Pick out and copy every line below that has the word "Points".

START Given entries

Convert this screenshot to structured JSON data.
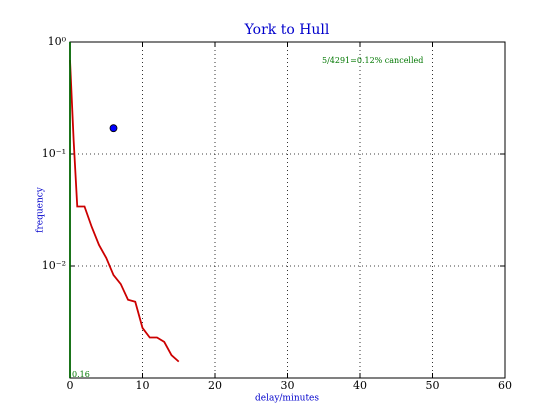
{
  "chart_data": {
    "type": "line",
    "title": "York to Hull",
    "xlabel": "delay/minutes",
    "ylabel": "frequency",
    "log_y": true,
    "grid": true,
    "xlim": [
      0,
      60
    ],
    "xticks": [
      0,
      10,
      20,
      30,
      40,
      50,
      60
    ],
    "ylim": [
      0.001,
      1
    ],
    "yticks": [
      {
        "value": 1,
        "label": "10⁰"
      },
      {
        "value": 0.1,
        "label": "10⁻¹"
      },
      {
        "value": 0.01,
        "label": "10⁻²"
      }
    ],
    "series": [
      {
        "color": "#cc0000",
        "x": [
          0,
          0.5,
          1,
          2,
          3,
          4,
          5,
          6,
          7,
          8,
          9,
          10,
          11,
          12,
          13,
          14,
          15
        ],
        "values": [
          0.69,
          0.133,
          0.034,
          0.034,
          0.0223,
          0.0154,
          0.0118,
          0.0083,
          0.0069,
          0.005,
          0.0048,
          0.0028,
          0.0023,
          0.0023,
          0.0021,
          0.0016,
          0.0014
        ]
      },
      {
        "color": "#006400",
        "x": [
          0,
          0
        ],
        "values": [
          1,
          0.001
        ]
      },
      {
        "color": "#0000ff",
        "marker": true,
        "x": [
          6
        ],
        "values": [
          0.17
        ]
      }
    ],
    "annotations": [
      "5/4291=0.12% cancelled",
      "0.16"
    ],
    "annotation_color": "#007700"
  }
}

END Given entries
START Given entries

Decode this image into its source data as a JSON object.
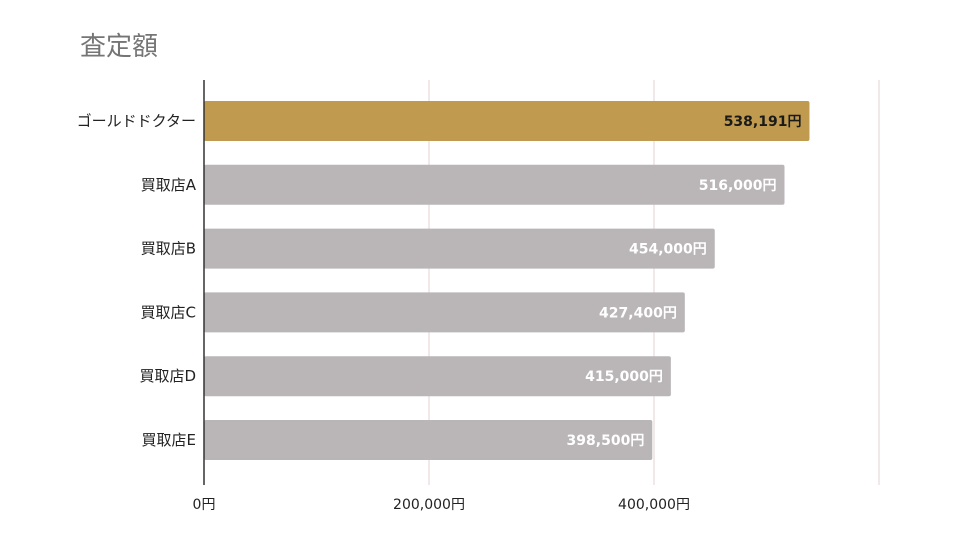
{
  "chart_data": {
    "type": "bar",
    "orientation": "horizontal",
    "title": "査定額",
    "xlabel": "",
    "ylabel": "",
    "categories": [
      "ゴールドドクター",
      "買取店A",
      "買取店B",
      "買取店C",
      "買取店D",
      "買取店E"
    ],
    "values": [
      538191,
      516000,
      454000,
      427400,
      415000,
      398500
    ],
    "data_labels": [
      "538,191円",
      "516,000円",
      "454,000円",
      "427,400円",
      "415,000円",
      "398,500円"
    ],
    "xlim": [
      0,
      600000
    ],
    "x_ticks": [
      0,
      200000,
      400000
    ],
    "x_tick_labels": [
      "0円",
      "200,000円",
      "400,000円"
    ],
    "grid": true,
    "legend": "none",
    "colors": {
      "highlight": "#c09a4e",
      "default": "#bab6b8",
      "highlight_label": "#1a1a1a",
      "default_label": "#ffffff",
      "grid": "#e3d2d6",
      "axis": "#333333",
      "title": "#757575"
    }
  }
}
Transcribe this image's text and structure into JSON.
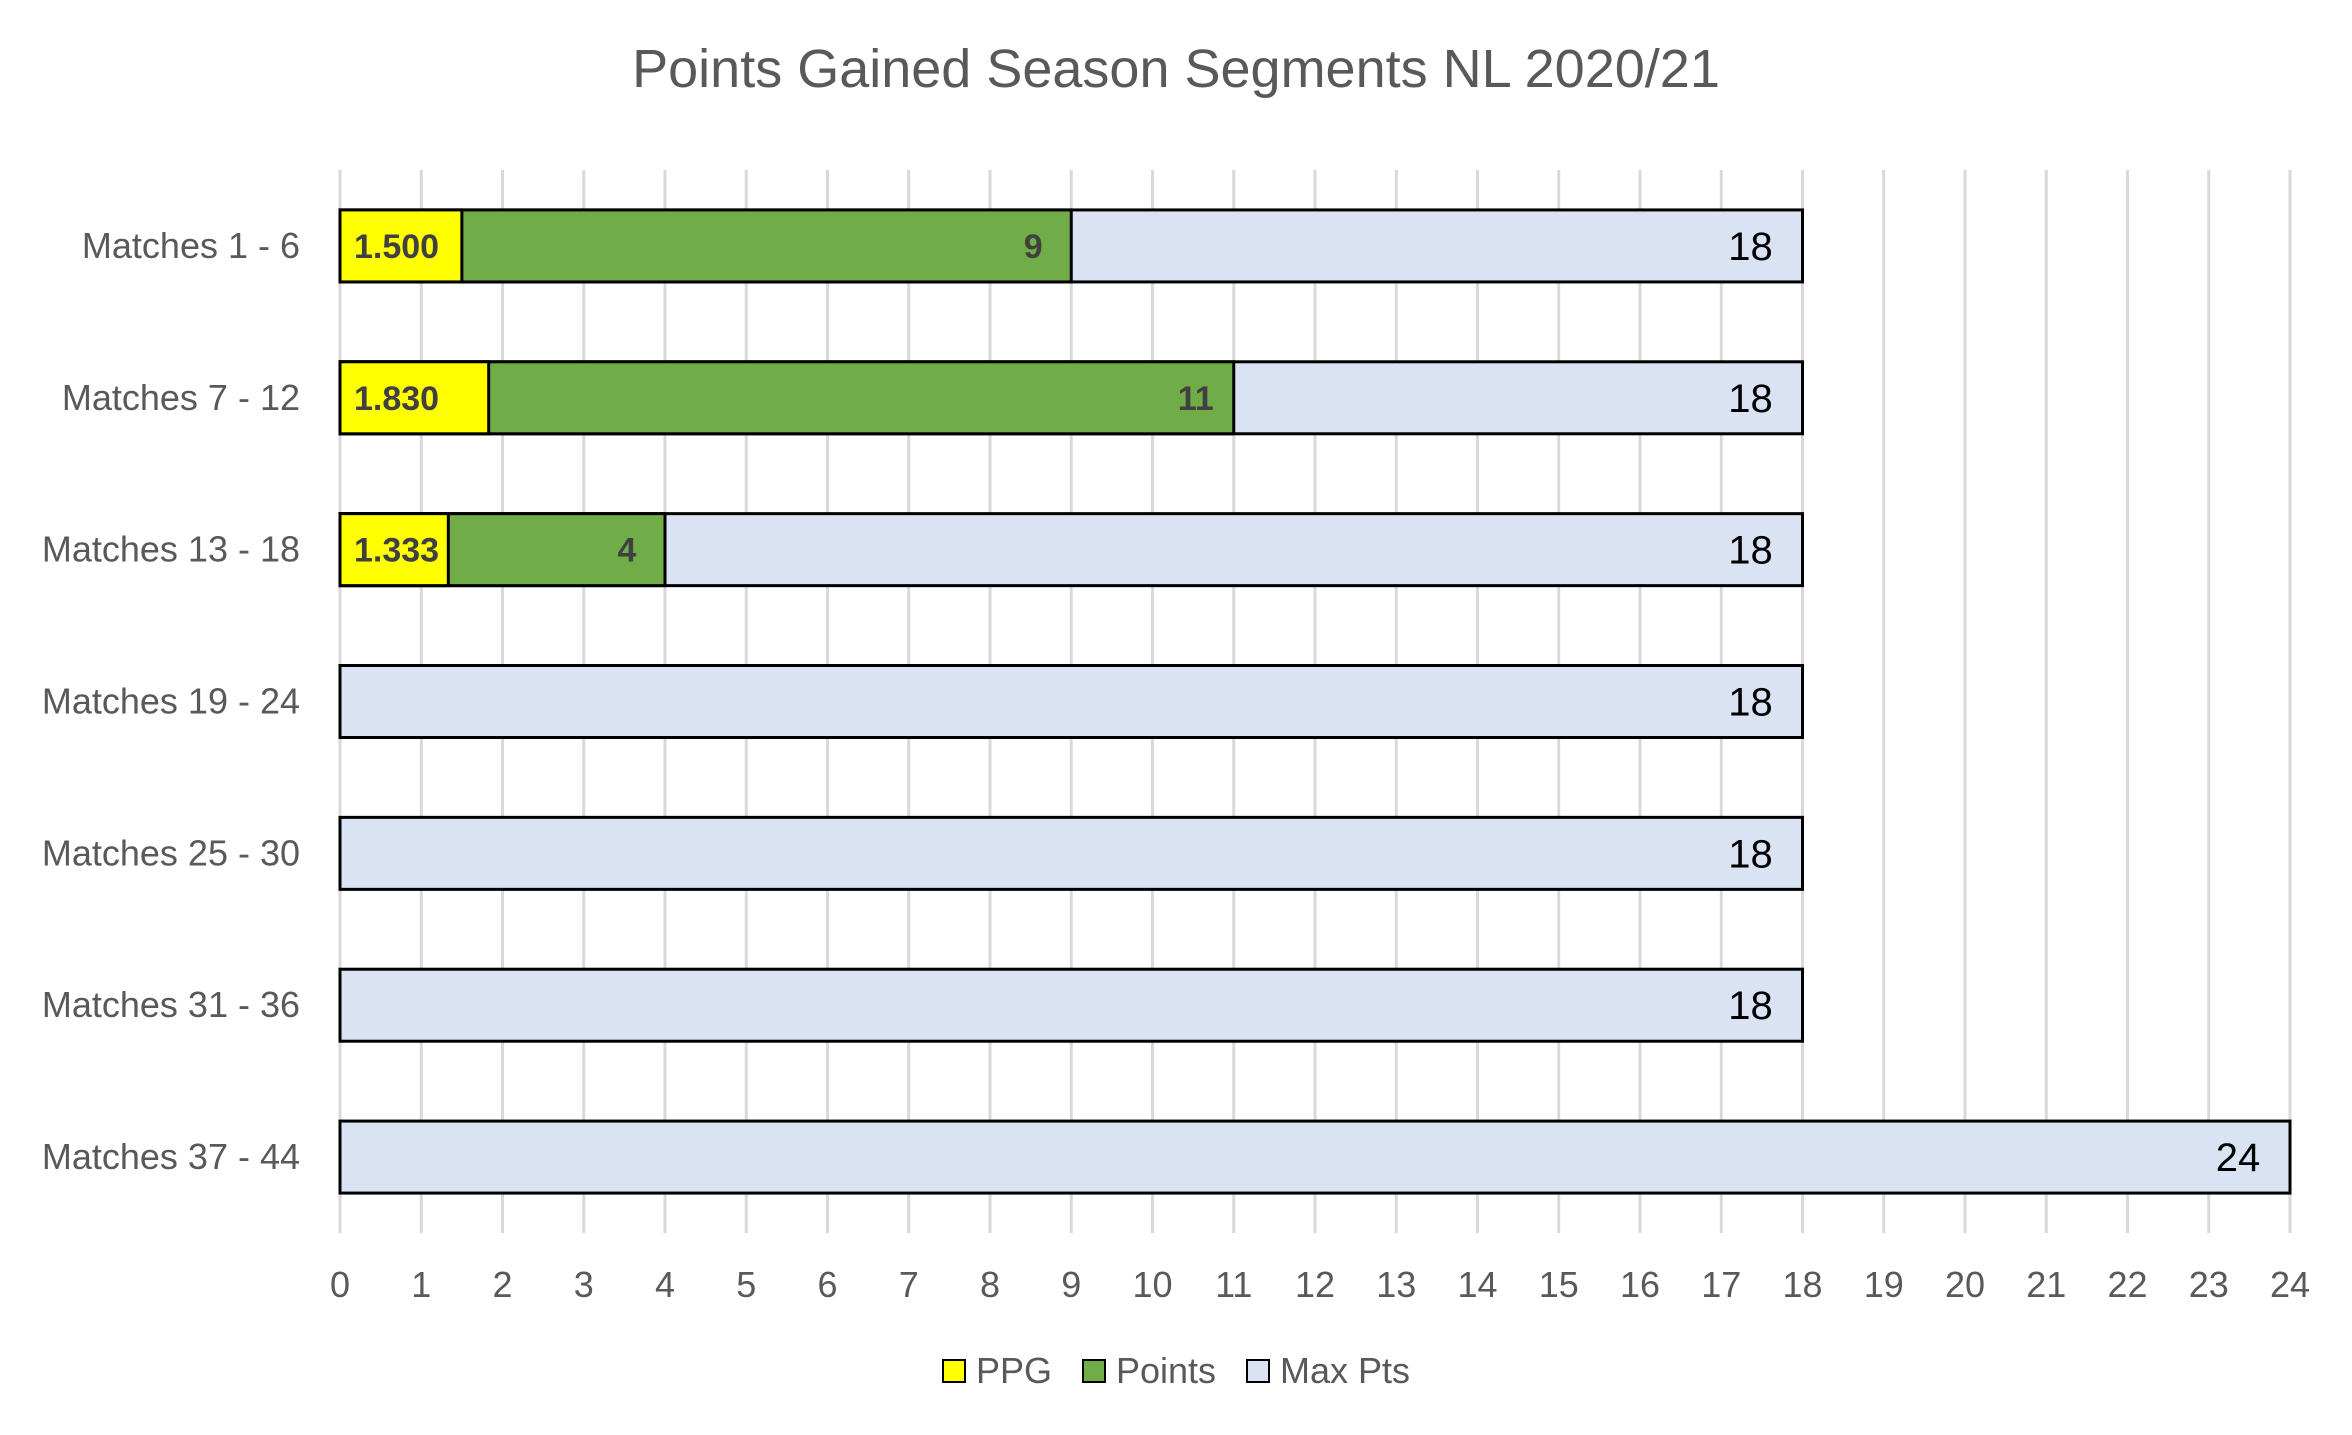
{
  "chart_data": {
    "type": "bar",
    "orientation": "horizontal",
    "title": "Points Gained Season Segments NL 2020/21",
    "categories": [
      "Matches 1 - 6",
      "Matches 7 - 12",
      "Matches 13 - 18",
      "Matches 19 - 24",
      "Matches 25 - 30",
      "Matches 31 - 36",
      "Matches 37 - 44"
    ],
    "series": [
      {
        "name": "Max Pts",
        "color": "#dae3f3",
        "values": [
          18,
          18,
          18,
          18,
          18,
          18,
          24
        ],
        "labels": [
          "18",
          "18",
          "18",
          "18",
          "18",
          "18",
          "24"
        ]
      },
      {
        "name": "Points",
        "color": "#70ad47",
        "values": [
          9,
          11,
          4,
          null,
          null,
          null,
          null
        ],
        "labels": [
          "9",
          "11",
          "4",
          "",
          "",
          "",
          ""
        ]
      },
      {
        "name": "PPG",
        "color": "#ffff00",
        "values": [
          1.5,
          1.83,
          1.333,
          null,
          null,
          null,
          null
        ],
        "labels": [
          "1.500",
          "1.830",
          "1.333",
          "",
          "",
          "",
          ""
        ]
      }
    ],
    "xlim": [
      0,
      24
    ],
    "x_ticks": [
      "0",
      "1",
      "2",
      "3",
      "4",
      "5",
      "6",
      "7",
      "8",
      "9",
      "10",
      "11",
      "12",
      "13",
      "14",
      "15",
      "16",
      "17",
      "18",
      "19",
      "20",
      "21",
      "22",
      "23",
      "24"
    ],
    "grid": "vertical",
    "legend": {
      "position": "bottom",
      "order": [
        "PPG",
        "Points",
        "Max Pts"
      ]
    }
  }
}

END Given entries

__Result of this exercise__:
    "title": "Points Gained Season Segments NL 2020/21",
        "name": "Points",
        "Points",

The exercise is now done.